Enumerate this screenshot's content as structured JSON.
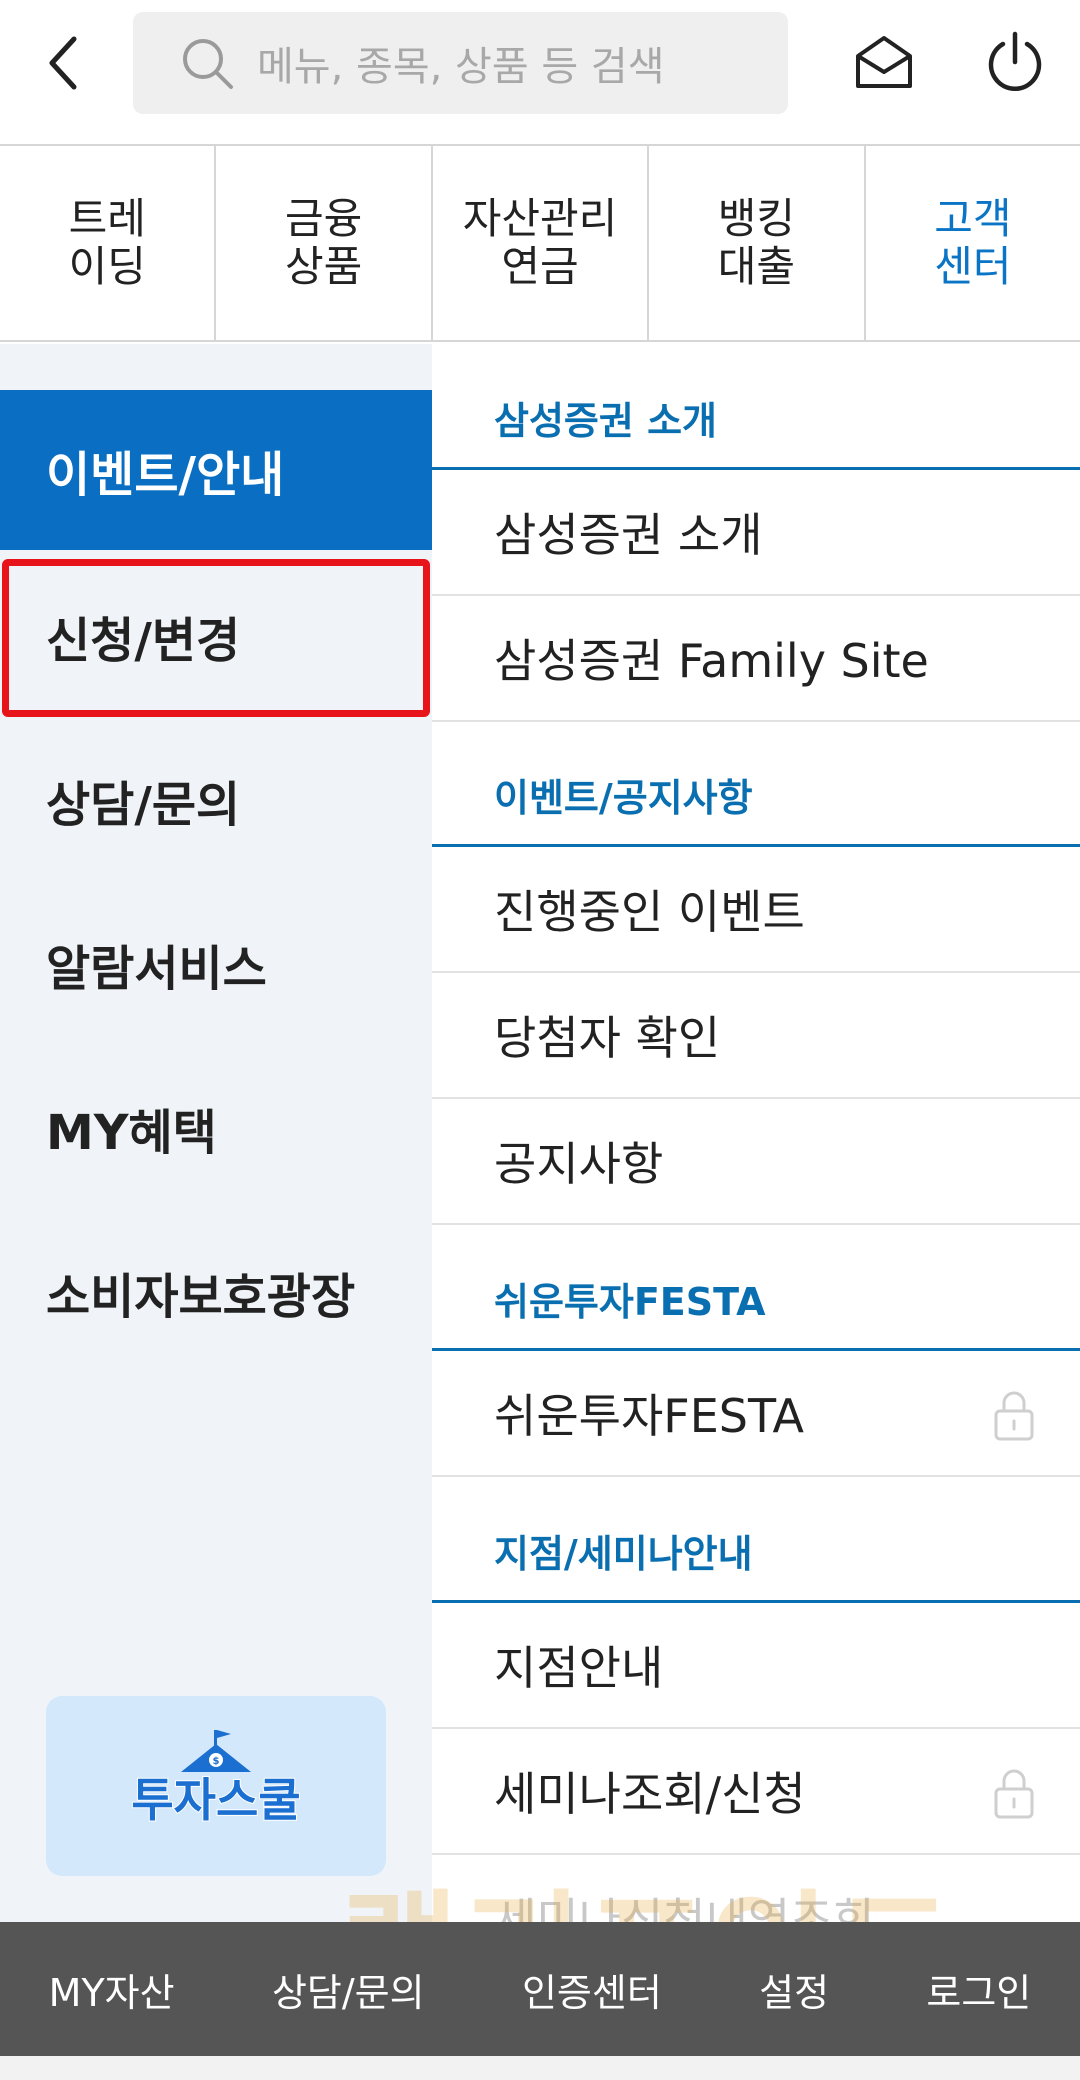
{
  "search": {
    "placeholder": "메뉴, 종목, 상품 등 검색"
  },
  "tabs": [
    {
      "line1": "트레",
      "line2": "이딩"
    },
    {
      "line1": "금융",
      "line2": "상품"
    },
    {
      "line1": "자산관리",
      "line2": "연금"
    },
    {
      "line1": "뱅킹",
      "line2": "대출"
    },
    {
      "line1": "고객",
      "line2": "센터"
    }
  ],
  "left_menu": [
    {
      "label": "이벤트/안내"
    },
    {
      "label": "신청/변경"
    },
    {
      "label": "상담/문의"
    },
    {
      "label": "알람서비스"
    },
    {
      "label": "MY혜택"
    },
    {
      "label": "소비자보호광장"
    }
  ],
  "banner": {
    "label": "투자스쿨"
  },
  "sections": [
    {
      "title": "삼성증권 소개",
      "items": [
        "삼성증권 소개",
        "삼성증권 Family Site"
      ]
    },
    {
      "title": "이벤트/공지사항",
      "items": [
        "진행중인 이벤트",
        "당첨자 확인",
        "공지사항"
      ]
    },
    {
      "title": "쉬운투자FESTA",
      "items": [
        "쉬운투자FESTA"
      ]
    },
    {
      "title": "지점/세미나안내",
      "items": [
        "지점안내",
        "세미나조회/신청",
        "세미나신청내역조회"
      ]
    }
  ],
  "bottom_bar": [
    "MY자산",
    "상담/문의",
    "인증센터",
    "설정",
    "로그인"
  ],
  "watermark": "랠리포인트",
  "colors": {
    "accent": "#0a6fc2",
    "highlight_border": "#e8141b",
    "bottom_bar": "#555555"
  },
  "icons": {
    "back": "chevron-left-icon",
    "search": "search-icon",
    "mail": "mail-icon",
    "power": "power-icon",
    "lock": "lock-icon"
  }
}
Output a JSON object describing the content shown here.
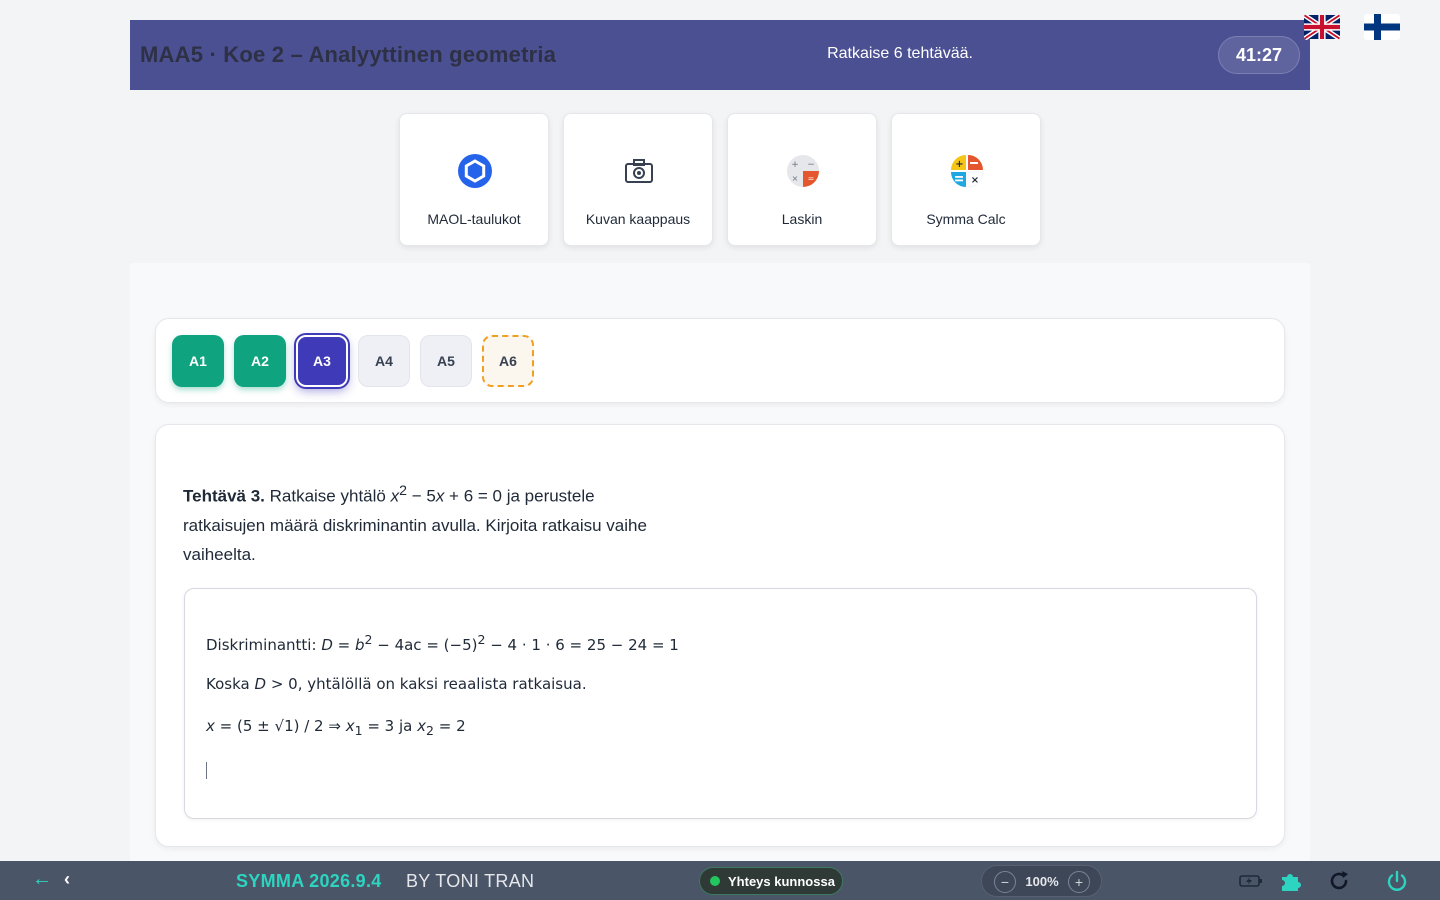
==========
### [To be done]
From the entries above, output every line exactly and omit any image.

### [Written response]
Enumerate this screenshot's content as structured JSON.
{
  "search": {
    "placeholder": "메뉴, 종목, 상품 등 검색"
  },
  "tabs": [
    {
      "line1": "트레",
      "line2": "이딩"
    },
    {
      "line1": "금융",
      "line2": "상품"
    },
    {
      "line1": "자산관리",
      "line2": "연금"
    },
    {
      "line1": "뱅킹",
      "line2": "대출"
    },
    {
      "line1": "고객",
      "line2": "센터"
    }
  ],
  "left_menu": [
    {
      "label": "이벤트/안내"
    },
    {
      "label": "신청/변경"
    },
    {
      "label": "상담/문의"
    },
    {
      "label": "알람서비스"
    },
    {
      "label": "MY혜택"
    },
    {
      "label": "소비자보호광장"
    }
  ],
  "banner": {
    "label": "투자스쿨"
  },
  "sections": [
    {
      "title": "삼성증권 소개",
      "items": [
        "삼성증권 소개",
        "삼성증권 Family Site"
      ]
    },
    {
      "title": "이벤트/공지사항",
      "items": [
        "진행중인 이벤트",
        "당첨자 확인",
        "공지사항"
      ]
    },
    {
      "title": "쉬운투자FESTA",
      "items": [
        "쉬운투자FESTA"
      ]
    },
    {
      "title": "지점/세미나안내",
      "items": [
        "지점안내",
        "세미나조회/신청",
        "세미나신청내역조회"
      ]
    }
  ],
  "bottom_bar": [
    "MY자산",
    "상담/문의",
    "인증센터",
    "설정",
    "로그인"
  ],
  "watermark": "랠리포인트",
  "colors": {
    "accent": "#0a6fc2",
    "highlight_border": "#e8141b",
    "bottom_bar": "#555555"
  },
  "icons": {
    "back": "chevron-left-icon",
    "search": "search-icon",
    "mail": "mail-icon",
    "power": "power-icon",
    "lock": "lock-icon"
  }
}
Output a JSON object describing the content shown here.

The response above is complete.